**Exercise**
Go through the listing and return every line with "mojej" in it.

* START *

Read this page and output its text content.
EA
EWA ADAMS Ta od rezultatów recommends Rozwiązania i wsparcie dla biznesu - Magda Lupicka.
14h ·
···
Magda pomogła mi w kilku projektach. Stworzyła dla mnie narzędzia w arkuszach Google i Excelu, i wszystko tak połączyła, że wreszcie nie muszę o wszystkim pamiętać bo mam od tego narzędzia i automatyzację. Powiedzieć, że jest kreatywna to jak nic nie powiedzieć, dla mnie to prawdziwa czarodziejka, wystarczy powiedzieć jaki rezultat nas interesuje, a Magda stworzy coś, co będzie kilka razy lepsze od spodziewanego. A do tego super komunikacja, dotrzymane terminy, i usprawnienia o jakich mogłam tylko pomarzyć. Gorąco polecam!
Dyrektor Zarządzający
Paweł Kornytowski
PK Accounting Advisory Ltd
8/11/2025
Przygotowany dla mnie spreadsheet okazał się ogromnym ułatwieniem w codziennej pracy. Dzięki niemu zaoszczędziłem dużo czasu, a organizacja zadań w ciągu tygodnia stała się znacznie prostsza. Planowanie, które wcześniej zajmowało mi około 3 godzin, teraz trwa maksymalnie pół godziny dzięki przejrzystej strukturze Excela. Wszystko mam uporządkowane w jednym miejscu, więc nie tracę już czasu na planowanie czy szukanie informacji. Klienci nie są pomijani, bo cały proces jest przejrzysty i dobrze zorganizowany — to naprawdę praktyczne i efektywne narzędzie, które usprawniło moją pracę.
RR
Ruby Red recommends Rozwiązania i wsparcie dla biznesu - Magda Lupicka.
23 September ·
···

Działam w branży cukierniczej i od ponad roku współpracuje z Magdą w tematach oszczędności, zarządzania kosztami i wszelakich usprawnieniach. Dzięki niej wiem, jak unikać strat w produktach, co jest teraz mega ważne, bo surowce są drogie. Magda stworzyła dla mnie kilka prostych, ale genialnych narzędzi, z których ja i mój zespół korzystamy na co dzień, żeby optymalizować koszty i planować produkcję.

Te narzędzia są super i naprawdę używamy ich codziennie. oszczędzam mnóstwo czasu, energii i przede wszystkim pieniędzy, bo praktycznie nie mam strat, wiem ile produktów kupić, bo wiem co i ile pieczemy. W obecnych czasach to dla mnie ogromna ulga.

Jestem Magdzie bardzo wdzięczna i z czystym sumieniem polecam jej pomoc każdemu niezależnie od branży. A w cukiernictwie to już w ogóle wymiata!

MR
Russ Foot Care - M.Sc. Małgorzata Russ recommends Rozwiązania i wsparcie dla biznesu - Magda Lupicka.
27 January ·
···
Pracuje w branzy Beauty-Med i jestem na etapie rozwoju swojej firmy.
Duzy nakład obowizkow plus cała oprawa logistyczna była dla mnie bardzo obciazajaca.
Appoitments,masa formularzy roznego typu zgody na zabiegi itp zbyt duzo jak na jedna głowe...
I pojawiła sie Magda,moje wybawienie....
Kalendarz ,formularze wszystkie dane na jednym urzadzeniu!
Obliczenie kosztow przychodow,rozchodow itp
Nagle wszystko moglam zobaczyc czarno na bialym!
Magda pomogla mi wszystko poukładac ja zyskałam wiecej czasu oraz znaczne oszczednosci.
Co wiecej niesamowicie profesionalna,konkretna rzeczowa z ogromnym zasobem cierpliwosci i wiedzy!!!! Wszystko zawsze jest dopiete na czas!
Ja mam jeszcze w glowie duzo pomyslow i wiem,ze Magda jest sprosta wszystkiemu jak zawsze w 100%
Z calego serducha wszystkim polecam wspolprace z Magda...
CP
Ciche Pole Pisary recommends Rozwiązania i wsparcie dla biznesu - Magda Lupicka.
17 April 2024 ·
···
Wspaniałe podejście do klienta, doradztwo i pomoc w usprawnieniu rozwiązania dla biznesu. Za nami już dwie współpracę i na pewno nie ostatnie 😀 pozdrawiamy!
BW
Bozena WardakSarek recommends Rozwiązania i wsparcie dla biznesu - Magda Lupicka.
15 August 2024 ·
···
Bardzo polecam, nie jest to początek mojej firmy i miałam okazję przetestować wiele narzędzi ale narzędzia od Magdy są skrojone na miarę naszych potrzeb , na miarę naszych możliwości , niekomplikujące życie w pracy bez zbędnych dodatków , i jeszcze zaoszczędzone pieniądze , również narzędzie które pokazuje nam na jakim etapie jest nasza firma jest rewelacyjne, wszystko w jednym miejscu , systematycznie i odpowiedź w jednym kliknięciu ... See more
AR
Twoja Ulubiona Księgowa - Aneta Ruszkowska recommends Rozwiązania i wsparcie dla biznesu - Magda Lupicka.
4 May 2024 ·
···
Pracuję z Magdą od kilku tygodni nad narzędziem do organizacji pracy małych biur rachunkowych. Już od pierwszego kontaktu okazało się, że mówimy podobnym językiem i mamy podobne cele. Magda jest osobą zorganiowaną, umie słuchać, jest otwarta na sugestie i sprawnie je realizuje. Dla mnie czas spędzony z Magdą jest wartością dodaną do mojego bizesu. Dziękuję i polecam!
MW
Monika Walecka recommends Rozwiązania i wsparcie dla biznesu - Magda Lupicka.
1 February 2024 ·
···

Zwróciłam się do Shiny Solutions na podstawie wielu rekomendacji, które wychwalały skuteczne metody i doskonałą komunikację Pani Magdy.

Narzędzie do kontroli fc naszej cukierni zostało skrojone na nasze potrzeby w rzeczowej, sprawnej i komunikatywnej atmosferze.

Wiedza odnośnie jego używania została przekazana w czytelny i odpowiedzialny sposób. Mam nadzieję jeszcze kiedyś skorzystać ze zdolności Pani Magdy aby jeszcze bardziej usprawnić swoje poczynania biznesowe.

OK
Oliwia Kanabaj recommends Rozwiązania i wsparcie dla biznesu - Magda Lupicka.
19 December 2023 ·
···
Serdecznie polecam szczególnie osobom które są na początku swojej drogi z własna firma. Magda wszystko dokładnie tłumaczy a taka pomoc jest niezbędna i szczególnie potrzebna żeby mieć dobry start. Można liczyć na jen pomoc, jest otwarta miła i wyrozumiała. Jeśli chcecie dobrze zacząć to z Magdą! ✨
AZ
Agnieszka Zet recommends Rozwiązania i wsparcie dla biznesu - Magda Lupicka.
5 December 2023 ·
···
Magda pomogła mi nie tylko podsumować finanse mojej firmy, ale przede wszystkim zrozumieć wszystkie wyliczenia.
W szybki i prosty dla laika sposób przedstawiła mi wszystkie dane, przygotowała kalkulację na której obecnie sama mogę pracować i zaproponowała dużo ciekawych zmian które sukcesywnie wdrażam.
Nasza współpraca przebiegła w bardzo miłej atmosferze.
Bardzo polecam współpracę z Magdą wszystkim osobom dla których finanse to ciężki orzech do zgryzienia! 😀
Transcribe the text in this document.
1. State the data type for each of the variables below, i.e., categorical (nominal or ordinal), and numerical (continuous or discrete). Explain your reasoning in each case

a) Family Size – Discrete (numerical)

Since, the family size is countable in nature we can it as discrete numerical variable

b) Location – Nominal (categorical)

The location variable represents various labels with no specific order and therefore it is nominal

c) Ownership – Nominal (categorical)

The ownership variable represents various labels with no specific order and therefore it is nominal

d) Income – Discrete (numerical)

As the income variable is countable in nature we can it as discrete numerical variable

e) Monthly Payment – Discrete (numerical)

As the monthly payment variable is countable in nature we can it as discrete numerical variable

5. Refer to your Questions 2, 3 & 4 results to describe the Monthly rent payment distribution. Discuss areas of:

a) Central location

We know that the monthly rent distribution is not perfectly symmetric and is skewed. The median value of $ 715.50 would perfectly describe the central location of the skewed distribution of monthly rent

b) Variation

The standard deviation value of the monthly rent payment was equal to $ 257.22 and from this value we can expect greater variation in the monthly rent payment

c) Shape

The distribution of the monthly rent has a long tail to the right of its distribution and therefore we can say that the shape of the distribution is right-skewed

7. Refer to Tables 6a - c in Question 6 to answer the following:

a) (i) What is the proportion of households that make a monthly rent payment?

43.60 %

* END *

**Result of this exercise**
Bardzo polecam, nie jest to początek mojej firmy i miałam okazję przetestować wiele narzędzi ale narzędzia od Magdy są skrojone na miarę naszych potrzeb , na miarę naszych możliwości , niekomplikujące życie w pracy bez zbędnych dodatków , i jeszcze zaoszczędzone pieniądze , również narzędzie które pokazuje nam na jakim etapie jest nasza firma jest rewelacyjne, wszystko w jednym miejscu , systematycznie i odpowiedź w jednym kliknięciu ... See more
Magda pomogła mi nie tylko podsumować finanse mojej firmy, ale przede wszystkim zrozumieć wszystkie wyliczenia.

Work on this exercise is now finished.